_TASK DETAILS:_ Nothing in the data should change when you return it, but leave the pictures out.

_ROWS:_
----
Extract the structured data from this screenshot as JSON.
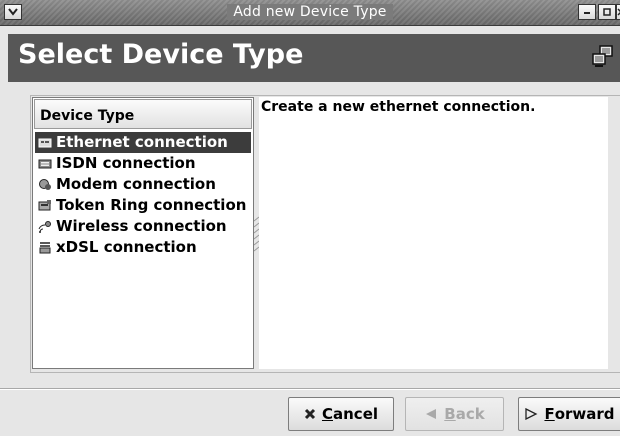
{
  "window": {
    "title": "Add new Device Type"
  },
  "header": {
    "title": "Select Device Type",
    "icon": "network-computer-icon"
  },
  "list": {
    "header": "Device Type",
    "items": [
      {
        "label": "Ethernet connection",
        "icon": "ethernet-card-icon",
        "selected": true
      },
      {
        "label": "ISDN connection",
        "icon": "isdn-card-icon",
        "selected": false
      },
      {
        "label": "Modem connection",
        "icon": "modem-icon",
        "selected": false
      },
      {
        "label": "Token Ring connection",
        "icon": "token-ring-card-icon",
        "selected": false
      },
      {
        "label": "Wireless connection",
        "icon": "wireless-icon",
        "selected": false
      },
      {
        "label": "xDSL connection",
        "icon": "xdsl-icon",
        "selected": false
      }
    ]
  },
  "description": "Create a new ethernet connection.",
  "buttons": {
    "cancel": {
      "first": "C",
      "rest": "ancel"
    },
    "back": {
      "first": "B",
      "rest": "ack"
    },
    "forward": {
      "first": "F",
      "rest": "orward"
    }
  },
  "colors": {
    "selection": "#3c3c3c",
    "header_band": "#575757"
  }
}
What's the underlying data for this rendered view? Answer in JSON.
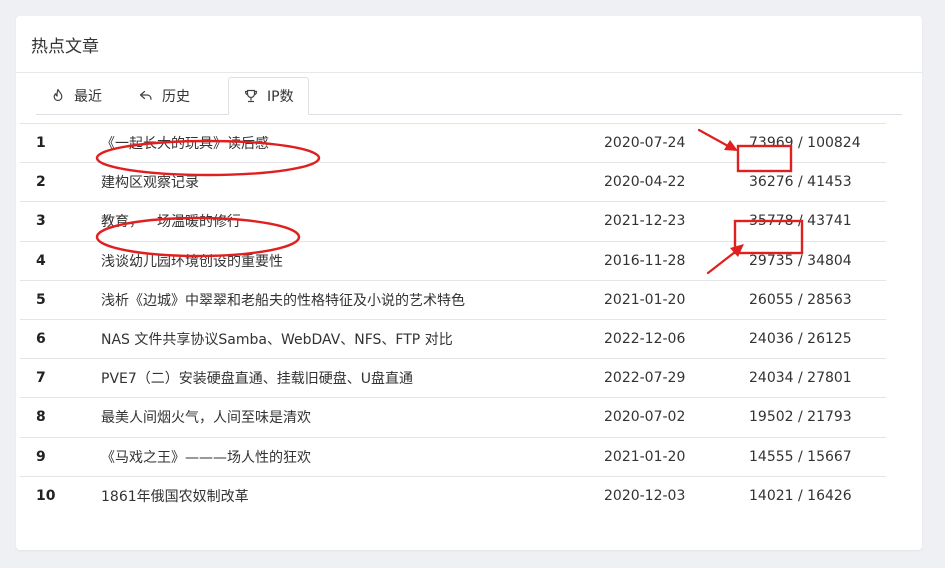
{
  "header": {
    "title": "热点文章"
  },
  "tabs": [
    {
      "label": "最近",
      "icon": "flame-icon",
      "active": false
    },
    {
      "label": "历史",
      "icon": "reply-icon",
      "active": false
    },
    {
      "label": "IP数",
      "icon": "trophy-icon",
      "active": true
    }
  ],
  "articles": [
    {
      "rank": "1",
      "title": "《一起长大的玩具》读后感",
      "date": "2020-07-24",
      "ip": "73969",
      "pv": "100824"
    },
    {
      "rank": "2",
      "title": "建构区观察记录",
      "date": "2020-04-22",
      "ip": "36276",
      "pv": "41453"
    },
    {
      "rank": "3",
      "title": "教育，一场温暖的修行",
      "date": "2021-12-23",
      "ip": "35778",
      "pv": "43741"
    },
    {
      "rank": "4",
      "title": "浅谈幼儿园环境创设的重要性",
      "date": "2016-11-28",
      "ip": "29735",
      "pv": "34804"
    },
    {
      "rank": "5",
      "title": "浅析《边城》中翠翠和老船夫的性格特征及小说的艺术特色",
      "date": "2021-01-20",
      "ip": "26055",
      "pv": "28563"
    },
    {
      "rank": "6",
      "title": "NAS 文件共享协议Samba、WebDAV、NFS、FTP 对比",
      "date": "2022-12-06",
      "ip": "24036",
      "pv": "26125"
    },
    {
      "rank": "7",
      "title": "PVE7（二）安装硬盘直通、挂载旧硬盘、U盘直通",
      "date": "2022-07-29",
      "ip": "24034",
      "pv": "27801"
    },
    {
      "rank": "8",
      "title": "最美人间烟火气，人间至味是清欢",
      "date": "2020-07-02",
      "ip": "19502",
      "pv": "21793"
    },
    {
      "rank": "9",
      "title": "《马戏之王》———场人性的狂欢",
      "date": "2021-01-20",
      "ip": "14555",
      "pv": "15667"
    },
    {
      "rank": "10",
      "title": "1861年俄国农奴制改革",
      "date": "2020-12-03",
      "ip": "14021",
      "pv": "16426"
    }
  ],
  "separator": " / ",
  "annotation_color": "#e02020"
}
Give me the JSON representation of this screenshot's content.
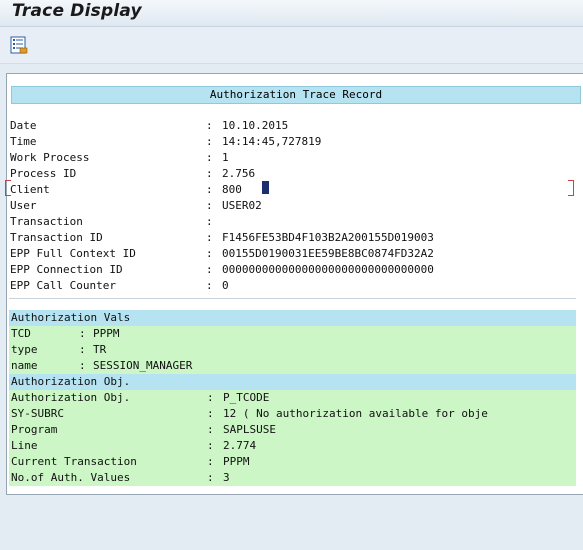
{
  "window": {
    "title": "Trace Display"
  },
  "toolbar": {
    "icon": "list-detail-icon"
  },
  "record": {
    "header": "Authorization Trace Record",
    "fields": [
      {
        "label": "Date",
        "value": "10.10.2015"
      },
      {
        "label": "Time",
        "value": "14:14:45,727819"
      },
      {
        "label": "Work Process",
        "value": "1"
      },
      {
        "label": "Process ID",
        "value": "2.756"
      },
      {
        "label": "Client",
        "value": "800"
      },
      {
        "label": "User",
        "value": "USER02"
      },
      {
        "label": "Transaction",
        "value": ""
      },
      {
        "label": "Transaction ID",
        "value": "F1456FE53BD4F103B2A200155D019003"
      },
      {
        "label": "EPP Full Context ID",
        "value": "00155D0190031EE59BE8BC0874FD32A2"
      },
      {
        "label": "EPP Connection ID",
        "value": "00000000000000000000000000000000"
      },
      {
        "label": "EPP Call Counter",
        "value": "0"
      }
    ],
    "separator": ":"
  },
  "auth_vals": {
    "header": "Authorization Vals",
    "fields": [
      {
        "label": "TCD",
        "value": "PPPM"
      },
      {
        "label": "type",
        "value": "TR"
      },
      {
        "label": "name",
        "value": "SESSION_MANAGER"
      }
    ]
  },
  "auth_obj": {
    "header": "Authorization Obj.",
    "fields": [
      {
        "label": "Authorization Obj.",
        "value": "P_TCODE"
      },
      {
        "label": "SY-SUBRC",
        "value": "12 ( No authorization available for obje"
      },
      {
        "label": "Program",
        "value": "SAPLSUSE"
      },
      {
        "label": "Line",
        "value": "2.774"
      },
      {
        "label": "Current Transaction",
        "value": "PPPM"
      },
      {
        "label": "No.of Auth. Values",
        "value": "3"
      }
    ]
  },
  "colors": {
    "header_blue": "#b6e3f1",
    "row_green": "#cdf6c7",
    "cursor": "#1d2f6e"
  }
}
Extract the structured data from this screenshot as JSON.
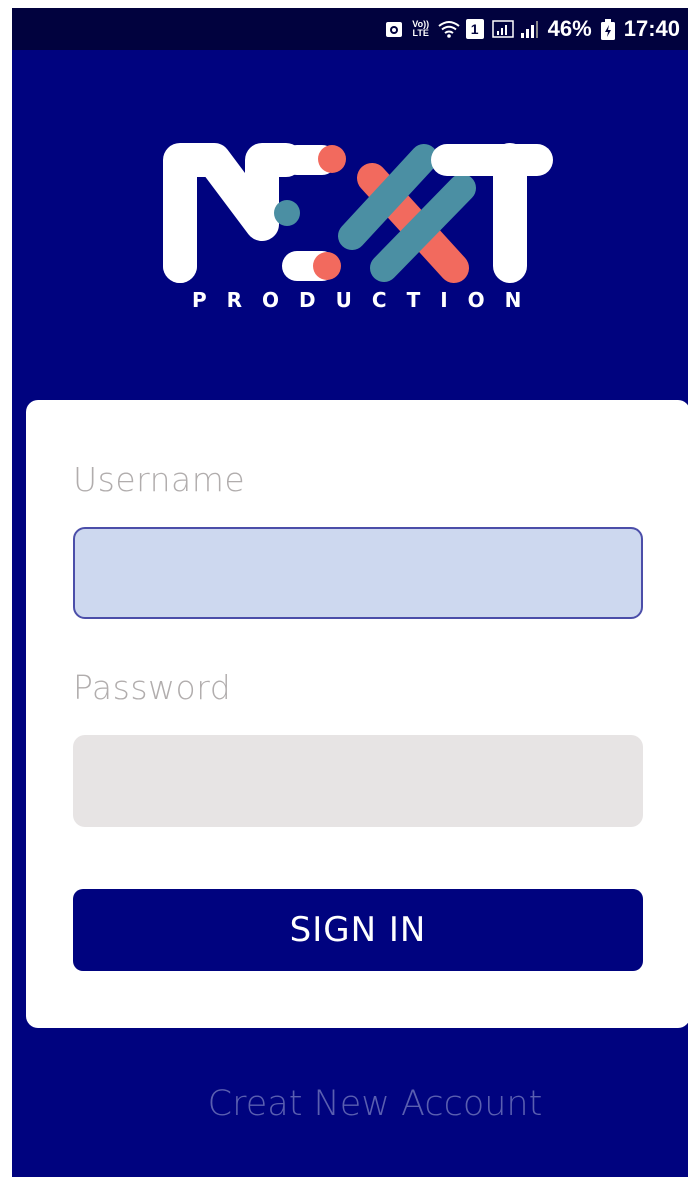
{
  "status_bar": {
    "battery_percent": "46%",
    "time": "17:40",
    "volte_label_top": "Vo))",
    "volte_label_bottom": "LTE",
    "sim_label": "1",
    "icons": [
      "android-notification-icon",
      "volte-icon",
      "wifi-icon",
      "sim-icon",
      "signal-box-icon",
      "signal-bars-icon",
      "battery-icon"
    ]
  },
  "logo": {
    "wordmark": "NEXT",
    "subtitle": "PRODUCTION",
    "colors": {
      "white": "#ffffff",
      "coral": "#f26a5e",
      "teal": "#4b8fa3"
    }
  },
  "form": {
    "username_label": "Username",
    "username_value": "",
    "password_label": "Password",
    "password_value": "",
    "signin_label": "SIGN IN"
  },
  "footer": {
    "create_account_label": "Creat New Account"
  },
  "colors": {
    "background": "#00037f",
    "status_bar": "#01023e",
    "username_field": "#cdd8ef",
    "password_field": "#e7e4e4",
    "label_text": "#b1adad",
    "link_text": "#5a5fb0"
  }
}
----
_TASK ANSWER:_
Extract the structured data from this screenshot as JSON.
{
  "window": {
    "title": "Add new Device Type"
  },
  "header": {
    "title": "Select Device Type",
    "icon": "network-computer-icon"
  },
  "list": {
    "header": "Device Type",
    "items": [
      {
        "label": "Ethernet connection",
        "icon": "ethernet-card-icon",
        "selected": true
      },
      {
        "label": "ISDN connection",
        "icon": "isdn-card-icon",
        "selected": false
      },
      {
        "label": "Modem connection",
        "icon": "modem-icon",
        "selected": false
      },
      {
        "label": "Token Ring connection",
        "icon": "token-ring-card-icon",
        "selected": false
      },
      {
        "label": "Wireless connection",
        "icon": "wireless-icon",
        "selected": false
      },
      {
        "label": "xDSL connection",
        "icon": "xdsl-icon",
        "selected": false
      }
    ]
  },
  "description": "Create a new ethernet connection.",
  "buttons": {
    "cancel": {
      "first": "C",
      "rest": "ancel"
    },
    "back": {
      "first": "B",
      "rest": "ack"
    },
    "forward": {
      "first": "F",
      "rest": "orward"
    }
  },
  "colors": {
    "selection": "#3c3c3c",
    "header_band": "#575757"
  }
}
What's the underlying data for this rendered view? Answer in JSON.
{
  "header": {
    "title": "热点文章"
  },
  "tabs": [
    {
      "label": "最近",
      "icon": "flame-icon",
      "active": false
    },
    {
      "label": "历史",
      "icon": "reply-icon",
      "active": false
    },
    {
      "label": "IP数",
      "icon": "trophy-icon",
      "active": true
    }
  ],
  "articles": [
    {
      "rank": "1",
      "title": "《一起长大的玩具》读后感",
      "date": "2020-07-24",
      "ip": "73969",
      "pv": "100824"
    },
    {
      "rank": "2",
      "title": "建构区观察记录",
      "date": "2020-04-22",
      "ip": "36276",
      "pv": "41453"
    },
    {
      "rank": "3",
      "title": "教育，一场温暖的修行",
      "date": "2021-12-23",
      "ip": "35778",
      "pv": "43741"
    },
    {
      "rank": "4",
      "title": "浅谈幼儿园环境创设的重要性",
      "date": "2016-11-28",
      "ip": "29735",
      "pv": "34804"
    },
    {
      "rank": "5",
      "title": "浅析《边城》中翠翠和老船夫的性格特征及小说的艺术特色",
      "date": "2021-01-20",
      "ip": "26055",
      "pv": "28563"
    },
    {
      "rank": "6",
      "title": "NAS 文件共享协议Samba、WebDAV、NFS、FTP 对比",
      "date": "2022-12-06",
      "ip": "24036",
      "pv": "26125"
    },
    {
      "rank": "7",
      "title": "PVE7（二）安装硬盘直通、挂载旧硬盘、U盘直通",
      "date": "2022-07-29",
      "ip": "24034",
      "pv": "27801"
    },
    {
      "rank": "8",
      "title": "最美人间烟火气，人间至味是清欢",
      "date": "2020-07-02",
      "ip": "19502",
      "pv": "21793"
    },
    {
      "rank": "9",
      "title": "《马戏之王》———场人性的狂欢",
      "date": "2021-01-20",
      "ip": "14555",
      "pv": "15667"
    },
    {
      "rank": "10",
      "title": "1861年俄国农奴制改革",
      "date": "2020-12-03",
      "ip": "14021",
      "pv": "16426"
    }
  ],
  "separator": " / ",
  "annotation_color": "#e02020"
}
Give me the JSON representation of this screenshot's content.
{
  "window": {
    "title": "Trace Display"
  },
  "toolbar": {
    "icon": "list-detail-icon"
  },
  "record": {
    "header": "Authorization Trace Record",
    "fields": [
      {
        "label": "Date",
        "value": "10.10.2015"
      },
      {
        "label": "Time",
        "value": "14:14:45,727819"
      },
      {
        "label": "Work Process",
        "value": "1"
      },
      {
        "label": "Process ID",
        "value": "2.756"
      },
      {
        "label": "Client",
        "value": "800"
      },
      {
        "label": "User",
        "value": "USER02"
      },
      {
        "label": "Transaction",
        "value": ""
      },
      {
        "label": "Transaction ID",
        "value": "F1456FE53BD4F103B2A200155D019003"
      },
      {
        "label": "EPP Full Context ID",
        "value": "00155D0190031EE59BE8BC0874FD32A2"
      },
      {
        "label": "EPP Connection ID",
        "value": "00000000000000000000000000000000"
      },
      {
        "label": "EPP Call Counter",
        "value": "0"
      }
    ],
    "separator": ":"
  },
  "auth_vals": {
    "header": "Authorization Vals",
    "fields": [
      {
        "label": "TCD",
        "value": "PPPM"
      },
      {
        "label": "type",
        "value": "TR"
      },
      {
        "label": "name",
        "value": "SESSION_MANAGER"
      }
    ]
  },
  "auth_obj": {
    "header": "Authorization Obj.",
    "fields": [
      {
        "label": "Authorization Obj.",
        "value": "P_TCODE"
      },
      {
        "label": "SY-SUBRC",
        "value": "12 ( No authorization available for obje"
      },
      {
        "label": "Program",
        "value": "SAPLSUSE"
      },
      {
        "label": "Line",
        "value": "2.774"
      },
      {
        "label": "Current Transaction",
        "value": "PPPM"
      },
      {
        "label": "No.of Auth. Values",
        "value": "3"
      }
    ]
  },
  "colors": {
    "header_blue": "#b6e3f1",
    "row_green": "#cdf6c7",
    "cursor": "#1d2f6e"
  }
}
Extract the structured data from this screenshot as JSON.
{
  "status_bar": {
    "battery_percent": "46%",
    "time": "17:40",
    "volte_label_top": "Vo))",
    "volte_label_bottom": "LTE",
    "sim_label": "1",
    "icons": [
      "android-notification-icon",
      "volte-icon",
      "wifi-icon",
      "sim-icon",
      "signal-box-icon",
      "signal-bars-icon",
      "battery-icon"
    ]
  },
  "logo": {
    "wordmark": "NEXT",
    "subtitle": "PRODUCTION",
    "colors": {
      "white": "#ffffff",
      "coral": "#f26a5e",
      "teal": "#4b8fa3"
    }
  },
  "form": {
    "username_label": "Username",
    "username_value": "",
    "password_label": "Password",
    "password_value": "",
    "signin_label": "SIGN IN"
  },
  "footer": {
    "create_account_label": "Creat New Account"
  },
  "colors": {
    "background": "#00037f",
    "status_bar": "#01023e",
    "username_field": "#cdd8ef",
    "password_field": "#e7e4e4",
    "label_text": "#b1adad",
    "link_text": "#5a5fb0"
  }
}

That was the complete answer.